◆ Description of the task
Pull each line holding "支教团暑期支教成果展暨青幼高专大学生暑期社会实践基地挂牌仪式" out of the entries below.

________________________

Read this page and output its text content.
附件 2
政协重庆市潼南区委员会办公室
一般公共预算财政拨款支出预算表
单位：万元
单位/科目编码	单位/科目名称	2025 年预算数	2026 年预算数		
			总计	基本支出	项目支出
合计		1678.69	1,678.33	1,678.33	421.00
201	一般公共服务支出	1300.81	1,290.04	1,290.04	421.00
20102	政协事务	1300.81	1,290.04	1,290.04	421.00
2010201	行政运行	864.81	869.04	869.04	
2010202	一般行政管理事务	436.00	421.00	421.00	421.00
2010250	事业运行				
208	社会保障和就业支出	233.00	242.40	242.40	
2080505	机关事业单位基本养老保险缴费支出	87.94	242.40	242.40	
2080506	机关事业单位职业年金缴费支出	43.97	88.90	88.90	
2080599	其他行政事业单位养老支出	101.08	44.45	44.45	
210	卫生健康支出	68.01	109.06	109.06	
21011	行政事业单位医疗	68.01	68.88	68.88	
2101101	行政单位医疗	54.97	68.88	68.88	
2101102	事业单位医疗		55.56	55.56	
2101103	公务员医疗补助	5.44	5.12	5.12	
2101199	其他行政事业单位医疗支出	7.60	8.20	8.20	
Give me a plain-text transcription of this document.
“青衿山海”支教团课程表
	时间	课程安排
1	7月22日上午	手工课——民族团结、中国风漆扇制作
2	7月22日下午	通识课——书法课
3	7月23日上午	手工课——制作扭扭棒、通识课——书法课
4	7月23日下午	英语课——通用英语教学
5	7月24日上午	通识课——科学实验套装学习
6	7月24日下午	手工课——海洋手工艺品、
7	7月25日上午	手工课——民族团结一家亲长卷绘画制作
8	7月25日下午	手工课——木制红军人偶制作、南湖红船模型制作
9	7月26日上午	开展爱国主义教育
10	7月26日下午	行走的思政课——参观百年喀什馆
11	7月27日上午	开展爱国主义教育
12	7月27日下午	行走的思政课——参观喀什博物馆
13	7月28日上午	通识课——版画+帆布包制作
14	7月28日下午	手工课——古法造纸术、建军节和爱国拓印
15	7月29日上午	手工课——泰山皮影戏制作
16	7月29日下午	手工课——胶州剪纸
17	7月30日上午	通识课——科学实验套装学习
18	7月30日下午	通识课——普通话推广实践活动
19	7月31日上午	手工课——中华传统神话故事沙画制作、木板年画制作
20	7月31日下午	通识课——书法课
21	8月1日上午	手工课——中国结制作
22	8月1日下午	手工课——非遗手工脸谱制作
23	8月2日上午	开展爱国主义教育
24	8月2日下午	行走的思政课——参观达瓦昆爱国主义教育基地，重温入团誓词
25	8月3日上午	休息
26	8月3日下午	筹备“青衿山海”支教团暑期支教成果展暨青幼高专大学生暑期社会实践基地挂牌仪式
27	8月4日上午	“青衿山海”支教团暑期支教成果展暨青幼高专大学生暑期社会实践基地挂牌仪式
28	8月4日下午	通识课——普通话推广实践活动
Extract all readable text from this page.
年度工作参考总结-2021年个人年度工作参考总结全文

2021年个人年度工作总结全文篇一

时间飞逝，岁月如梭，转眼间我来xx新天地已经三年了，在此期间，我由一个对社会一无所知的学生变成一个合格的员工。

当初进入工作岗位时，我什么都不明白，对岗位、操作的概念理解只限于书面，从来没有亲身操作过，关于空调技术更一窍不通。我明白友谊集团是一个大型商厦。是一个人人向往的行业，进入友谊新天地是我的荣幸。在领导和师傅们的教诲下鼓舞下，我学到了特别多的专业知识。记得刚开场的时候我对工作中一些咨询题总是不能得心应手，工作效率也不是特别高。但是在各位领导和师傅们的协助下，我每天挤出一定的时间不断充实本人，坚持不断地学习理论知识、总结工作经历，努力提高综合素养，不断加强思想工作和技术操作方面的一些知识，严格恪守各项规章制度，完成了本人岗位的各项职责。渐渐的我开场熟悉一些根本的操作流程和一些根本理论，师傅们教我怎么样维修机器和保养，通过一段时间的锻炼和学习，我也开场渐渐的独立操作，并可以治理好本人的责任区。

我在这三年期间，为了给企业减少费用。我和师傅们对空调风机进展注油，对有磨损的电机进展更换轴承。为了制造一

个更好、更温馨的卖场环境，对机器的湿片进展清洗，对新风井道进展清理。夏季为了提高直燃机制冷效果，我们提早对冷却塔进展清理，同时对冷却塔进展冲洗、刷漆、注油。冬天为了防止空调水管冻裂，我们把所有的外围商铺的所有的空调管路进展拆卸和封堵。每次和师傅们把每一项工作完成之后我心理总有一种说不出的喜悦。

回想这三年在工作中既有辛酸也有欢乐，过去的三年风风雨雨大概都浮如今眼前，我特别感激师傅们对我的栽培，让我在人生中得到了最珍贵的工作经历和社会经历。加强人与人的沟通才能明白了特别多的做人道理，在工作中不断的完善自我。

________________________

◆ Result for this exercise
26	8月3日下午	筹备“青衿山海”支教团暑期支教成果展暨青幼高专大学生暑期社会实践基地挂牌仪式
27	8月4日上午	“青衿山海”支教团暑期支教成果展暨青幼高专大学生暑期社会实践基地挂牌仪式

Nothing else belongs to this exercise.